Instructions for the task: Without the pictures, repeat the listing character for character.

Material supplied:

****

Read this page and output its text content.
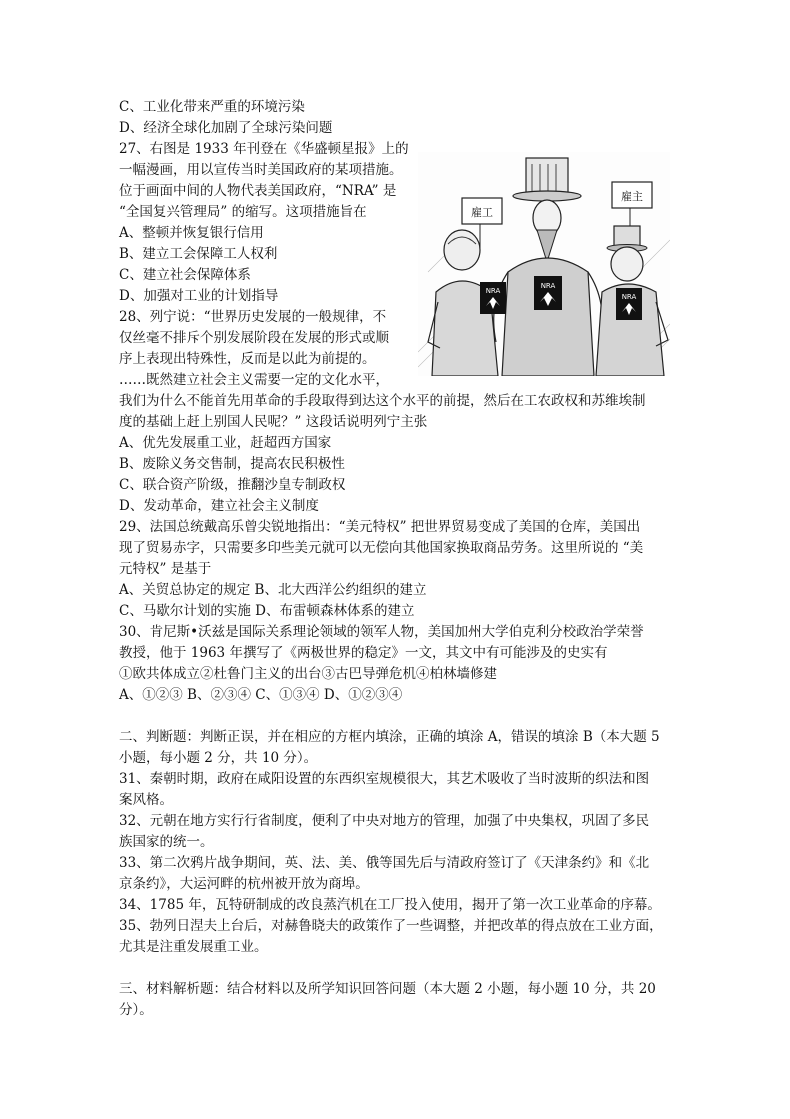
C、工业化带来严重的环境污染
D、经济全球化加剧了全球污染问题
27、右图是 1933 年刊登在《华盛顿星报》上的
一幅漫画，用以宣传当时美国政府的某项措施。
位于画面中间的人物代表美国政府，“NRA” 是
“全国复兴管理局” 的缩写。这项措施旨在
A、整顿并恢复银行信用
B、建立工会保障工人权利
C、建立社会保障体系
D、加强对工业的计划指导
28、列宁说：“世界历史发展的一般规律，不
仅丝毫不排斥个别发展阶段在发展的形式或顺
序上表现出特殊性，反而是以此为前提的。
……既然建立社会主义需要一定的文化水平，
我们为什么不能首先用革命的手段取得到达这个水平的前提，然后在工农政权和苏维埃制
度的基础上赶上别国人民呢？” 这段话说明列宁主张
A、优先发展重工业，赶超西方国家
B、废除义务交售制，提高农民积极性
C、联合资产阶级，推翻沙皇专制政权
D、发动革命，建立社会主义制度
29、法国总统戴高乐曾尖锐地指出：“美元特权” 把世界贸易变成了美国的仓库，美国出
现了贸易赤字，只需要多印些美元就可以无偿向其他国家换取商品劳务。这里所说的 “美
元特权” 是基于
A、关贸总协定的规定 B、北大西洋公约组织的建立
C、马歇尔计划的实施 D、布雷顿森林体系的建立
30、肯尼斯•沃兹是国际关系理论领域的领军人物，美国加州大学伯克利分校政治学荣誉
教授，他于 1963 年撰写了《两极世界的稳定》一文，其文中有可能涉及的史实有
①欧共体成立②杜鲁门主义的出台③古巴导弹危机④柏林墙修建
A、①②③ B、②③④ C、①③④ D、①②③④
二、判断题：判断正误，并在相应的方框内填涂，正确的填涂 A，错误的填涂 B（本大题 5
小题，每小题 2 分，共 10 分）。
31、秦朝时期，政府在咸阳设置的东西织室规模很大，其艺术吸收了当时波斯的织法和图
案风格。
32、元朝在地方实行行省制度，便利了中央对地方的管理，加强了中央集权，巩固了多民
族国家的统一。
33、第二次鸦片战争期间，英、法、美、俄等国先后与清政府签订了《天津条约》和《北
京条约》，大运河畔的杭州被开放为商埠。
34、1785 年，瓦特研制成的改良蒸汽机在工厂投入使用，揭开了第一次工业革命的序幕。
35、勃列日涅夫上台后，对赫鲁晓夫的政策作了一些调整，并把改革的得点放在工业方面，
尤其是注重发展重工业。
三、材料解析题：结合材料以及所学知识回答问题（本大题 2 小题，每小题 10 分，共 20
分）。
雇工
NRA
雇主
NRA
NRA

****

Solution to this task:
Read this page and output its text content.
C、工业化带来严重的环境污染
D、经济全球化加剧了全球污染问题
27、右图是 1933 年刊登在《华盛顿星报》上的
一幅漫画，用以宣传当时美国政府的某项措施。
位于画面中间的人物代表美国政府，“NRA” 是
“全国复兴管理局” 的缩写。这项措施旨在
A、整顿并恢复银行信用
B、建立工会保障工人权利
C、建立社会保障体系
D、加强对工业的计划指导
28、列宁说：“世界历史发展的一般规律，不
仅丝毫不排斥个别发展阶段在发展的形式或顺
序上表现出特殊性，反而是以此为前提的。
……既然建立社会主义需要一定的文化水平，
我们为什么不能首先用革命的手段取得到达这个水平的前提，然后在工农政权和苏维埃制
度的基础上赶上别国人民呢？” 这段话说明列宁主张
A、优先发展重工业，赶超西方国家
B、废除义务交售制，提高农民积极性
C、联合资产阶级，推翻沙皇专制政权
D、发动革命，建立社会主义制度
29、法国总统戴高乐曾尖锐地指出：“美元特权” 把世界贸易变成了美国的仓库，美国出
现了贸易赤字，只需要多印些美元就可以无偿向其他国家换取商品劳务。这里所说的 “美
元特权” 是基于
A、关贸总协定的规定 B、北大西洋公约组织的建立
C、马歇尔计划的实施 D、布雷顿森林体系的建立
30、肯尼斯•沃兹是国际关系理论领域的领军人物，美国加州大学伯克利分校政治学荣誉
教授，他于 1963 年撰写了《两极世界的稳定》一文，其文中有可能涉及的史实有
①欧共体成立②杜鲁门主义的出台③古巴导弹危机④柏林墙修建
A、①②③ B、②③④ C、①③④ D、①②③④
二、判断题：判断正误，并在相应的方框内填涂，正确的填涂 A，错误的填涂 B（本大题 5
小题，每小题 2 分，共 10 分）。
31、秦朝时期，政府在咸阳设置的东西织室规模很大，其艺术吸收了当时波斯的织法和图
案风格。
32、元朝在地方实行行省制度，便利了中央对地方的管理，加强了中央集权，巩固了多民
族国家的统一。
33、第二次鸦片战争期间，英、法、美、俄等国先后与清政府签订了《天津条约》和《北
京条约》，大运河畔的杭州被开放为商埠。
34、1785 年，瓦特研制成的改良蒸汽机在工厂投入使用，揭开了第一次工业革命的序幕。
35、勃列日涅夫上台后，对赫鲁晓夫的政策作了一些调整，并把改革的得点放在工业方面，
尤其是注重发展重工业。
三、材料解析题：结合材料以及所学知识回答问题（本大题 2 小题，每小题 10 分，共 20
分）。
雇工
NRA
雇主
NRA
NRA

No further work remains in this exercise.